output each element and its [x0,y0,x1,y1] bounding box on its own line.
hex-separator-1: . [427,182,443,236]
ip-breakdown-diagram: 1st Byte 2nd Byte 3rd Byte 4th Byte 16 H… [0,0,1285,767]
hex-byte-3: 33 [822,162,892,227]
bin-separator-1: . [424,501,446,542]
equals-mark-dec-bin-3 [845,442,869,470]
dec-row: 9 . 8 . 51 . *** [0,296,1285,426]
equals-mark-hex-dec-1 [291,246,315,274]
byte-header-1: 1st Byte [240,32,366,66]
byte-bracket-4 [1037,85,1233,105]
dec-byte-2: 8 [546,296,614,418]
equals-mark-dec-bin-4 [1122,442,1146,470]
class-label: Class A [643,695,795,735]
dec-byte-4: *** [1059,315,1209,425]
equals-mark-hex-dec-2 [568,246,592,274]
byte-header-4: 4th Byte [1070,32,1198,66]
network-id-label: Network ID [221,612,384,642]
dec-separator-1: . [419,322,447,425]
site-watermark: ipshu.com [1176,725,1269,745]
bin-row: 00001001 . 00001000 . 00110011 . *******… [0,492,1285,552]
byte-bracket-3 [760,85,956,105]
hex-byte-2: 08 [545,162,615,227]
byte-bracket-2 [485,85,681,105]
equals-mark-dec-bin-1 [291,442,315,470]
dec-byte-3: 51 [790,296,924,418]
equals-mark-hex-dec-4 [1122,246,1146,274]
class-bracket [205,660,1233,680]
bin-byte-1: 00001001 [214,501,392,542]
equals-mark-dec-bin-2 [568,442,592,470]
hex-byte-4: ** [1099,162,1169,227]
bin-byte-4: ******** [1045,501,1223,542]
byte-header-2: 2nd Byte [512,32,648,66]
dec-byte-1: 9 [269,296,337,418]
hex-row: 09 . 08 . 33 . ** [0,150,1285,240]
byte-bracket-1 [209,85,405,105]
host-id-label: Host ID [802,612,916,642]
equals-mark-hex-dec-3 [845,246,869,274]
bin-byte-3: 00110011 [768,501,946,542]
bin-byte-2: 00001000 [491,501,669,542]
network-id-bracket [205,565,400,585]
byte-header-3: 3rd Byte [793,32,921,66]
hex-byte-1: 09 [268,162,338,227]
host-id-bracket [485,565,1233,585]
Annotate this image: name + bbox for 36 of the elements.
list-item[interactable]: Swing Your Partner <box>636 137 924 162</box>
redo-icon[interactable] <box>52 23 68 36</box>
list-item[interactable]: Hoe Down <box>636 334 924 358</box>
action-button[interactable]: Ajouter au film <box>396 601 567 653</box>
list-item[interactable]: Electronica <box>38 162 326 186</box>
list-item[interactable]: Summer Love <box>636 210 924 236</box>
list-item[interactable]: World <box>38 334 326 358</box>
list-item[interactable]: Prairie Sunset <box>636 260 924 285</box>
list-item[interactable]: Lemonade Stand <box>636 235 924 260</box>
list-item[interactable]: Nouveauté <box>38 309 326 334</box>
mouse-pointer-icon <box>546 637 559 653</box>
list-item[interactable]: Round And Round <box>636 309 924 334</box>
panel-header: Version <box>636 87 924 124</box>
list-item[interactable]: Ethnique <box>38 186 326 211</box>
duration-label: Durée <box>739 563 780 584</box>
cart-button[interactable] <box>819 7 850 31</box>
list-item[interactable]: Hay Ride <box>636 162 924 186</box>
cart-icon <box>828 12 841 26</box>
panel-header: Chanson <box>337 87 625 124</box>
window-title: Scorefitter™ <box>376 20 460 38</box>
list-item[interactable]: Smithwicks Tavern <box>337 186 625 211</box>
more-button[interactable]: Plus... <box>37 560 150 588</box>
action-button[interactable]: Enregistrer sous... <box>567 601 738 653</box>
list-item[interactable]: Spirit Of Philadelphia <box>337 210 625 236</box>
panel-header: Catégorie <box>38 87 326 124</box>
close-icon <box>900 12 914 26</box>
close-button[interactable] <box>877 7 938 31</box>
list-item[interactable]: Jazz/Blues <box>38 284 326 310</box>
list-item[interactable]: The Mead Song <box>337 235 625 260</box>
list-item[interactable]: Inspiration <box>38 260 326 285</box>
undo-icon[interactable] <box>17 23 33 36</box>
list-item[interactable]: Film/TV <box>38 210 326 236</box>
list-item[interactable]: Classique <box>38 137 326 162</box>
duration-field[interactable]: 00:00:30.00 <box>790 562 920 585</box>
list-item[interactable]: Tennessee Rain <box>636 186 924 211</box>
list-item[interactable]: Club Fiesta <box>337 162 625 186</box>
::::
§ Direction: Turn each line of the items above into a JSON list of strings, one string per line, and leave out any blank lines.

§ Full response:
[
  "output each element and its [x0,y0,x1,y1] bounding box on its own line.",
  "hex-separator-1: . [427,182,443,236]",
  "ip-breakdown-diagram: 1st Byte 2nd Byte 3rd Byte 4th Byte 16 H… [0,0,1285,767]",
  "hex-byte-3: 33 [822,162,892,227]",
  "bin-separator-1: . [424,501,446,542]",
  "equals-mark-dec-bin-3 [845,442,869,470]",
  "dec-row: 9 . 8 . 51 . *** [0,296,1285,426]",
  "equals-mark-hex-dec-1 [291,246,315,274]",
  "byte-header-1: 1st Byte [240,32,366,66]",
  "byte-bracket-4 [1037,85,1233,105]",
  "dec-byte-2: 8 [546,296,614,418]",
  "equals-mark-dec-bin-4 [1122,442,1146,470]",
  "class-label: Class A [643,695,795,735]",
  "dec-byte-4: *** [1059,315,1209,425]",
  "equals-mark-hex-dec-2 [568,246,592,274]",
  "byte-header-4: 4th Byte [1070,32,1198,66]",
  "network-id-label: Network ID [221,612,384,642]",
  "dec-separator-1: . [419,322,447,425]",
  "site-watermark: ipshu.com [1176,725,1269,745]",
  "bin-row: 00001001 . 00001000 . 00110011 . *******… [0,492,1285,552]",
  "byte-bracket-3 [760,85,956,105]",
  "hex-byte-2: 08 [545,162,615,227]",
  "byte-bracket-2 [485,85,681,105]",
  "equals-mark-dec-bin-1 [291,442,315,470]",
  "dec-byte-3: 51 [790,296,924,418]",
  "equals-mark-hex-dec-4 [1122,246,1146,274]",
  "class-bracket [205,660,1233,680]",
  "bin-byte-1: 00001001 [214,501,392,542]",
  "equals-mark-dec-bin-2 [568,442,592,470]",
  "hex-byte-4: ** [1099,162,1169,227]",
  "bin-byte-4: ******** [1045,501,1223,542]",
  "byte-header-2: 2nd Byte [512,32,648,66]",
  "dec-byte-1: 9 [269,296,337,418]",
  "hex-row: 09 . 08 . 33 . ** [0,150,1285,240]",
  "byte-bracket-1 [209,85,405,105]",
  "host-id-label: Host ID [802,612,916,642]",
  "equals-mark-hex-dec-3 [845,246,869,274]",
  "bin-byte-3: 00110011 [768,501,946,542]",
  "bin-byte-2: 00001000 [491,501,669,542]",
  "network-id-bracket [205,565,400,585]",
  "byte-header-3: 3rd Byte [793,32,921,66]",
  "hex-byte-1: 09 [268,162,338,227]",
  "host-id-bracket [485,565,1233,585]",
  "Annotate this image: name + bbox for 36 of the elements.",
  "list-item[interactable]: Swing Your Partner <box>636 137 924 162</box>",
  "redo-icon[interactable] <box>52 23 68 36</box>",
  "list-item[interactable]: Hoe Down <box>636 334 924 358</box>",
  "action-button[interactable]: Ajouter au film <box>396 601 567 653</box>",
  "list-item[interactable]: Electronica <box>38 162 326 186</box>",
  "list-item[interactable]: Summer Love <box>636 210 924 236</box>",
  "list-item[interactable]: World <box>38 334 326 358</box>",
  "list-item[interactable]: Prairie Sunset <box>636 260 924 285</box>",
  "list-item[interactable]: Lemonade Stand <box>636 235 924 260</box>",
  "list-item[interactable]: Nouveauté <box>38 309 326 334</box>",
  "mouse-pointer-icon <box>546 637 559 653</box>",
  "list-item[interactable]: Round And Round <box>636 309 924 334</box>",
  "panel-header: Version <box>636 87 924 124</box>",
  "list-item[interactable]: Ethnique <box>38 186 326 211</box>",
  "duration-label: Durée <box>739 563 780 584</box>",
  "cart-button[interactable] <box>819 7 850 31</box>",
  "list-item[interactable]: Hay Ride <box>636 162 924 186</box>",
  "cart-icon <box>828 12 841 26</box>",
  "panel-header: Chanson <box>337 87 625 124</box>",
  "window-title: Scorefitter™ <box>376 20 460 38</box>",
  "list-item[interactable]: Smithwicks Tavern <box>337 186 625 211</box>",
  "more-button[interactable]: Plus... <box>37 560 150 588</box>",
  "action-button[interactable]: Enregistrer sous... <box>567 601 738 653</box>",
  "list-item[interactable]: Spirit Of Philadelphia <box>337 210 625 236</box>",
  "panel-header: Catégorie <box>38 87 326 124</box>",
  "close-icon <box>900 12 914 26</box>",
  "close-button[interactable] <box>877 7 938 31</box>",
  "list-item[interactable]: Jazz/Blues <box>38 284 326 310</box>",
  "list-item[interactable]: The Mead Song <box>337 235 625 260</box>",
  "list-item[interactable]: Inspiration <box>38 260 326 285</box>",
  "undo-icon[interactable] <box>17 23 33 36</box>",
  "list-item[interactable]: Film/TV <box>38 210 326 236</box>",
  "list-item[interactable]: Classique <box>38 137 326 162</box>",
  "duration-field[interactable]: 00:00:30.00 <box>790 562 920 585</box>",
  "list-item[interactable]: Tennessee Rain <box>636 186 924 211</box>",
  "list-item[interactable]: Club Fiesta <box>337 162 625 186</box>"
]